# STATED GOAL
Reproduce the listing verbatim.

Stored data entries

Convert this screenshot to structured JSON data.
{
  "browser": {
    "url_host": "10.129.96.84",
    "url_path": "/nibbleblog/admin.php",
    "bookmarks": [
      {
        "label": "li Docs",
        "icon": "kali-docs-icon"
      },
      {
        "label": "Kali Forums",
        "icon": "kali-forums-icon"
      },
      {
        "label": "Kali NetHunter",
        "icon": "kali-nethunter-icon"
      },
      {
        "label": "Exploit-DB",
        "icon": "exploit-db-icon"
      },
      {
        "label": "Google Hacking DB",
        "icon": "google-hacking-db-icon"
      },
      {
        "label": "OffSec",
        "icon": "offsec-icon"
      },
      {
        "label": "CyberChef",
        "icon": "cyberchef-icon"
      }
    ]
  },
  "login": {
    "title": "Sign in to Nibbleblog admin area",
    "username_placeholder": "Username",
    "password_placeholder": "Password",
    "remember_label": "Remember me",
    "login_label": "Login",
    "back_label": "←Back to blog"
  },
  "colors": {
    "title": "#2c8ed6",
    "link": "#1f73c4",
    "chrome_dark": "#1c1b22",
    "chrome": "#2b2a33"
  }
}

# ANSWER TO THE EXERCISE
Convert this screenshot to structured JSON data.
{
  "browser": {
    "url_host": "10.129.96.84",
    "url_path": "/nibbleblog/admin.php",
    "bookmarks": [
      {
        "label": "li Docs",
        "icon": "kali-docs-icon"
      },
      {
        "label": "Kali Forums",
        "icon": "kali-forums-icon"
      },
      {
        "label": "Kali NetHunter",
        "icon": "kali-nethunter-icon"
      },
      {
        "label": "Exploit-DB",
        "icon": "exploit-db-icon"
      },
      {
        "label": "Google Hacking DB",
        "icon": "google-hacking-db-icon"
      },
      {
        "label": "OffSec",
        "icon": "offsec-icon"
      },
      {
        "label": "CyberChef",
        "icon": "cyberchef-icon"
      }
    ]
  },
  "login": {
    "title": "Sign in to Nibbleblog admin area",
    "username_placeholder": "Username",
    "password_placeholder": "Password",
    "remember_label": "Remember me",
    "login_label": "Login",
    "back_label": "←Back to blog"
  },
  "colors": {
    "title": "#2c8ed6",
    "link": "#1f73c4",
    "chrome_dark": "#1c1b22",
    "chrome": "#2b2a33"
  }
}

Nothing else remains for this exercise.